• _Data listing_:
_ _ _ _ _ _ _

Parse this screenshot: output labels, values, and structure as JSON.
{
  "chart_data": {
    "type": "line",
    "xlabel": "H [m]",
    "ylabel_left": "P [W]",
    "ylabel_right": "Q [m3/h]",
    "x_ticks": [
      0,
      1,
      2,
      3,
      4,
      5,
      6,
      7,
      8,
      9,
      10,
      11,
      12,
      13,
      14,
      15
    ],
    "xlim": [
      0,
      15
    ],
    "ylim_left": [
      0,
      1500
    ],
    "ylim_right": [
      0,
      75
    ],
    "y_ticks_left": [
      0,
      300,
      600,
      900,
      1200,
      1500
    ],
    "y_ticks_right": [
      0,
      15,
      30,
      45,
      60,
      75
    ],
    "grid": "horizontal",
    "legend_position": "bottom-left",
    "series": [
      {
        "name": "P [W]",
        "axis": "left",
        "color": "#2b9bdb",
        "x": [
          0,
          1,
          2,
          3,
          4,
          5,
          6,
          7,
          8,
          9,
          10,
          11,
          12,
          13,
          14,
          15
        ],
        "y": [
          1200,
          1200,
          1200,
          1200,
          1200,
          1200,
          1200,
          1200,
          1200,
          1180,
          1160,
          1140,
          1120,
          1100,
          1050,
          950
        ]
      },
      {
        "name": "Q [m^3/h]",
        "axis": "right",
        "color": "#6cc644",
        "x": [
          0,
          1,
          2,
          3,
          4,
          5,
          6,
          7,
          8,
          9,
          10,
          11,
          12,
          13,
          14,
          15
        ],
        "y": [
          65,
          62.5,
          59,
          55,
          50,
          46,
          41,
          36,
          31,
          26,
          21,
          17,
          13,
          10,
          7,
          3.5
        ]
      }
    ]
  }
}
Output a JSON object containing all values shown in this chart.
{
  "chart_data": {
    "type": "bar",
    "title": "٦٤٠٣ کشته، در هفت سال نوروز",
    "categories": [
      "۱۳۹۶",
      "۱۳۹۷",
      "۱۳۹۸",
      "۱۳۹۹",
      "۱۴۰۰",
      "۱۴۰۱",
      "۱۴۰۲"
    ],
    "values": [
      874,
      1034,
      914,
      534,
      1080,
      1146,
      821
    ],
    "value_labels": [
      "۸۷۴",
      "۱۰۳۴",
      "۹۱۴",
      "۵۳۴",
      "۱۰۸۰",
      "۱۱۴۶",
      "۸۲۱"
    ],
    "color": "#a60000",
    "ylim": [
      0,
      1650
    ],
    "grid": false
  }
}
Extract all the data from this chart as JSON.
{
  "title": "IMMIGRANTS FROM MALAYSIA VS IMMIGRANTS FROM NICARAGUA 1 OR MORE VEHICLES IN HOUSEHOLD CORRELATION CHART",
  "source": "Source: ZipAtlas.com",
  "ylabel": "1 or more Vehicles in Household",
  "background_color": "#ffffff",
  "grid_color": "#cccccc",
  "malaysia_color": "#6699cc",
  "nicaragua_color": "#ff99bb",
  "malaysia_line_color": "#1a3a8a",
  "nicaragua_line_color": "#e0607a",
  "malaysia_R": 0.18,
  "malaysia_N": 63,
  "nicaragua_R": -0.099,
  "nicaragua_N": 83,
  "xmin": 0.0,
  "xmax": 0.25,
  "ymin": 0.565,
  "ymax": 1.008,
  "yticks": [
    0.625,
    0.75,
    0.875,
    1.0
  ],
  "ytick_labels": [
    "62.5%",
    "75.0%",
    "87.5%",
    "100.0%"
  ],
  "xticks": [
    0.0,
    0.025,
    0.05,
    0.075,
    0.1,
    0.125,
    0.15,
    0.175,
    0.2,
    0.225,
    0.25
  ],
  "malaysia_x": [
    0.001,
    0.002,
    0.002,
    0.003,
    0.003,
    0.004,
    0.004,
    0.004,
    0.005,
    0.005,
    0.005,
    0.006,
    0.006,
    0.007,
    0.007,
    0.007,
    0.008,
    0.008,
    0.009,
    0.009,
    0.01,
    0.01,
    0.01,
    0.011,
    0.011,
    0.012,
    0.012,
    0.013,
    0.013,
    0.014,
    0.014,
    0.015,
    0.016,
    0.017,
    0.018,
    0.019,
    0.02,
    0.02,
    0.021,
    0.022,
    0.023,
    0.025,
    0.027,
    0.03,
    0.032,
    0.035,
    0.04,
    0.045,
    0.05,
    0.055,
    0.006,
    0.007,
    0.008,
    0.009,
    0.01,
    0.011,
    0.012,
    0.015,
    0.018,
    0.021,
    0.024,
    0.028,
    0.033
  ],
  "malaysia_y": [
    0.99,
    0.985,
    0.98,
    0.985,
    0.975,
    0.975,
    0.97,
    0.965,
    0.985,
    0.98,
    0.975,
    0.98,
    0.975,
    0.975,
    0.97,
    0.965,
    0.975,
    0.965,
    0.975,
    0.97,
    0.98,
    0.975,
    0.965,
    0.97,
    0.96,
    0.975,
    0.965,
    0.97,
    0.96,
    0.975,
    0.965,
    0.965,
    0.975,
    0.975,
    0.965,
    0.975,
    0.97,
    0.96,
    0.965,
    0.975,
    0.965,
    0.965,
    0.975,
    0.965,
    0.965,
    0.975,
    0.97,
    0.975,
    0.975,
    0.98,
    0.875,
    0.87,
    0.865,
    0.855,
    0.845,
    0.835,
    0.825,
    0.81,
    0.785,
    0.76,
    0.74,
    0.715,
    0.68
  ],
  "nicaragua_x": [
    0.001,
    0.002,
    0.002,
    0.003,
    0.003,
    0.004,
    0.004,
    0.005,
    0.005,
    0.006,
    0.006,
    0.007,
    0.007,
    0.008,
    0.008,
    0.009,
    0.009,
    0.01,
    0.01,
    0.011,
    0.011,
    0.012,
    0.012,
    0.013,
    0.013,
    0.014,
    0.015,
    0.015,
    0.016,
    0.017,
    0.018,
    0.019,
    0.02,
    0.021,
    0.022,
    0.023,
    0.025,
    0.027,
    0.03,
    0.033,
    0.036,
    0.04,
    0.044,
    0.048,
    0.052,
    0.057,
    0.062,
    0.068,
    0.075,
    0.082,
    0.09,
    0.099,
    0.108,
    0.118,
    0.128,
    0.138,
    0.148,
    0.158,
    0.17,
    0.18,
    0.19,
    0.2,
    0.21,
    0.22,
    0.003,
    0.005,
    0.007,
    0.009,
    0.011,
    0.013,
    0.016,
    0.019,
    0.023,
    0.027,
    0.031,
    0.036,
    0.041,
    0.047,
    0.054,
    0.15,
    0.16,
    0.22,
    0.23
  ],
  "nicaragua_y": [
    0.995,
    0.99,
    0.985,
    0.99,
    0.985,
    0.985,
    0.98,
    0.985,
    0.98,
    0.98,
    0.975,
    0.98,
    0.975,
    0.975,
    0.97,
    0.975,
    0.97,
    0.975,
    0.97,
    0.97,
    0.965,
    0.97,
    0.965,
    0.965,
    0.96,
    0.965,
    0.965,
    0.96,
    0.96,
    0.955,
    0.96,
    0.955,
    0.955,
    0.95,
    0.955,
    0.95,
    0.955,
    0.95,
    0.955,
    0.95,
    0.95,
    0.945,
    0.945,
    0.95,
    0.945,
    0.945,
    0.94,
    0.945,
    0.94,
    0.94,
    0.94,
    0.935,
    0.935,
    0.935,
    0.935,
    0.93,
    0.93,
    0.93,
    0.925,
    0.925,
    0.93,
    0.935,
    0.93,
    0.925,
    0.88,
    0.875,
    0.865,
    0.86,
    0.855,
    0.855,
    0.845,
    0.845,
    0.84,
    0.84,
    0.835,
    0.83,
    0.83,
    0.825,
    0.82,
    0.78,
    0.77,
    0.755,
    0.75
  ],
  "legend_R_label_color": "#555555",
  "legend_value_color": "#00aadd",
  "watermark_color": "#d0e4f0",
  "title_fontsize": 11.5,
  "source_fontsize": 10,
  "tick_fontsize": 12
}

_ _ _ _ _ _ _

• _Given request_:
Return every record, word for word.

• _Task output_:
Parse this screenshot: output labels, values, and structure as JSON.
{
  "chart_data": {
    "type": "line",
    "xlabel": "H [m]",
    "ylabel_left": "P [W]",
    "ylabel_right": "Q [m3/h]",
    "x_ticks": [
      0,
      1,
      2,
      3,
      4,
      5,
      6,
      7,
      8,
      9,
      10,
      11,
      12,
      13,
      14,
      15
    ],
    "xlim": [
      0,
      15
    ],
    "ylim_left": [
      0,
      1500
    ],
    "ylim_right": [
      0,
      75
    ],
    "y_ticks_left": [
      0,
      300,
      600,
      900,
      1200,
      1500
    ],
    "y_ticks_right": [
      0,
      15,
      30,
      45,
      60,
      75
    ],
    "grid": "horizontal",
    "legend_position": "bottom-left",
    "series": [
      {
        "name": "P [W]",
        "axis": "left",
        "color": "#2b9bdb",
        "x": [
          0,
          1,
          2,
          3,
          4,
          5,
          6,
          7,
          8,
          9,
          10,
          11,
          12,
          13,
          14,
          15
        ],
        "y": [
          1200,
          1200,
          1200,
          1200,
          1200,
          1200,
          1200,
          1200,
          1200,
          1180,
          1160,
          1140,
          1120,
          1100,
          1050,
          950
        ]
      },
      {
        "name": "Q [m^3/h]",
        "axis": "right",
        "color": "#6cc644",
        "x": [
          0,
          1,
          2,
          3,
          4,
          5,
          6,
          7,
          8,
          9,
          10,
          11,
          12,
          13,
          14,
          15
        ],
        "y": [
          65,
          62.5,
          59,
          55,
          50,
          46,
          41,
          36,
          31,
          26,
          21,
          17,
          13,
          10,
          7,
          3.5
        ]
      }
    ]
  }
}
Output a JSON object containing all values shown in this chart.
{
  "chart_data": {
    "type": "bar",
    "title": "٦٤٠٣ کشته، در هفت سال نوروز",
    "categories": [
      "۱۳۹۶",
      "۱۳۹۷",
      "۱۳۹۸",
      "۱۳۹۹",
      "۱۴۰۰",
      "۱۴۰۱",
      "۱۴۰۲"
    ],
    "values": [
      874,
      1034,
      914,
      534,
      1080,
      1146,
      821
    ],
    "value_labels": [
      "۸۷۴",
      "۱۰۳۴",
      "۹۱۴",
      "۵۳۴",
      "۱۰۸۰",
      "۱۱۴۶",
      "۸۲۱"
    ],
    "color": "#a60000",
    "ylim": [
      0,
      1650
    ],
    "grid": false
  }
}
Extract all the data from this chart as JSON.
{
  "title": "IMMIGRANTS FROM MALAYSIA VS IMMIGRANTS FROM NICARAGUA 1 OR MORE VEHICLES IN HOUSEHOLD CORRELATION CHART",
  "source": "Source: ZipAtlas.com",
  "ylabel": "1 or more Vehicles in Household",
  "background_color": "#ffffff",
  "grid_color": "#cccccc",
  "malaysia_color": "#6699cc",
  "nicaragua_color": "#ff99bb",
  "malaysia_line_color": "#1a3a8a",
  "nicaragua_line_color": "#e0607a",
  "malaysia_R": 0.18,
  "malaysia_N": 63,
  "nicaragua_R": -0.099,
  "nicaragua_N": 83,
  "xmin": 0.0,
  "xmax": 0.25,
  "ymin": 0.565,
  "ymax": 1.008,
  "yticks": [
    0.625,
    0.75,
    0.875,
    1.0
  ],
  "ytick_labels": [
    "62.5%",
    "75.0%",
    "87.5%",
    "100.0%"
  ],
  "xticks": [
    0.0,
    0.025,
    0.05,
    0.075,
    0.1,
    0.125,
    0.15,
    0.175,
    0.2,
    0.225,
    0.25
  ],
  "malaysia_x": [
    0.001,
    0.002,
    0.002,
    0.003,
    0.003,
    0.004,
    0.004,
    0.004,
    0.005,
    0.005,
    0.005,
    0.006,
    0.006,
    0.007,
    0.007,
    0.007,
    0.008,
    0.008,
    0.009,
    0.009,
    0.01,
    0.01,
    0.01,
    0.011,
    0.011,
    0.012,
    0.012,
    0.013,
    0.013,
    0.014,
    0.014,
    0.015,
    0.016,
    0.017,
    0.018,
    0.019,
    0.02,
    0.02,
    0.021,
    0.022,
    0.023,
    0.025,
    0.027,
    0.03,
    0.032,
    0.035,
    0.04,
    0.045,
    0.05,
    0.055,
    0.006,
    0.007,
    0.008,
    0.009,
    0.01,
    0.011,
    0.012,
    0.015,
    0.018,
    0.021,
    0.024,
    0.028,
    0.033
  ],
  "malaysia_y": [
    0.99,
    0.985,
    0.98,
    0.985,
    0.975,
    0.975,
    0.97,
    0.965,
    0.985,
    0.98,
    0.975,
    0.98,
    0.975,
    0.975,
    0.97,
    0.965,
    0.975,
    0.965,
    0.975,
    0.97,
    0.98,
    0.975,
    0.965,
    0.97,
    0.96,
    0.975,
    0.965,
    0.97,
    0.96,
    0.975,
    0.965,
    0.965,
    0.975,
    0.975,
    0.965,
    0.975,
    0.97,
    0.96,
    0.965,
    0.975,
    0.965,
    0.965,
    0.975,
    0.965,
    0.965,
    0.975,
    0.97,
    0.975,
    0.975,
    0.98,
    0.875,
    0.87,
    0.865,
    0.855,
    0.845,
    0.835,
    0.825,
    0.81,
    0.785,
    0.76,
    0.74,
    0.715,
    0.68
  ],
  "nicaragua_x": [
    0.001,
    0.002,
    0.002,
    0.003,
    0.003,
    0.004,
    0.004,
    0.005,
    0.005,
    0.006,
    0.006,
    0.007,
    0.007,
    0.008,
    0.008,
    0.009,
    0.009,
    0.01,
    0.01,
    0.011,
    0.011,
    0.012,
    0.012,
    0.013,
    0.013,
    0.014,
    0.015,
    0.015,
    0.016,
    0.017,
    0.018,
    0.019,
    0.02,
    0.021,
    0.022,
    0.023,
    0.025,
    0.027,
    0.03,
    0.033,
    0.036,
    0.04,
    0.044,
    0.048,
    0.052,
    0.057,
    0.062,
    0.068,
    0.075,
    0.082,
    0.09,
    0.099,
    0.108,
    0.118,
    0.128,
    0.138,
    0.148,
    0.158,
    0.17,
    0.18,
    0.19,
    0.2,
    0.21,
    0.22,
    0.003,
    0.005,
    0.007,
    0.009,
    0.011,
    0.013,
    0.016,
    0.019,
    0.023,
    0.027,
    0.031,
    0.036,
    0.041,
    0.047,
    0.054,
    0.15,
    0.16,
    0.22,
    0.23
  ],
  "nicaragua_y": [
    0.995,
    0.99,
    0.985,
    0.99,
    0.985,
    0.985,
    0.98,
    0.985,
    0.98,
    0.98,
    0.975,
    0.98,
    0.975,
    0.975,
    0.97,
    0.975,
    0.97,
    0.975,
    0.97,
    0.97,
    0.965,
    0.97,
    0.965,
    0.965,
    0.96,
    0.965,
    0.965,
    0.96,
    0.96,
    0.955,
    0.96,
    0.955,
    0.955,
    0.95,
    0.955,
    0.95,
    0.955,
    0.95,
    0.955,
    0.95,
    0.95,
    0.945,
    0.945,
    0.95,
    0.945,
    0.945,
    0.94,
    0.945,
    0.94,
    0.94,
    0.94,
    0.935,
    0.935,
    0.935,
    0.935,
    0.93,
    0.93,
    0.93,
    0.925,
    0.925,
    0.93,
    0.935,
    0.93,
    0.925,
    0.88,
    0.875,
    0.865,
    0.86,
    0.855,
    0.855,
    0.845,
    0.845,
    0.84,
    0.84,
    0.835,
    0.83,
    0.83,
    0.825,
    0.82,
    0.78,
    0.77,
    0.755,
    0.75
  ],
  "legend_R_label_color": "#555555",
  "legend_value_color": "#00aadd",
  "watermark_color": "#d0e4f0",
  "title_fontsize": 11.5,
  "source_fontsize": 10,
  "tick_fontsize": 12
}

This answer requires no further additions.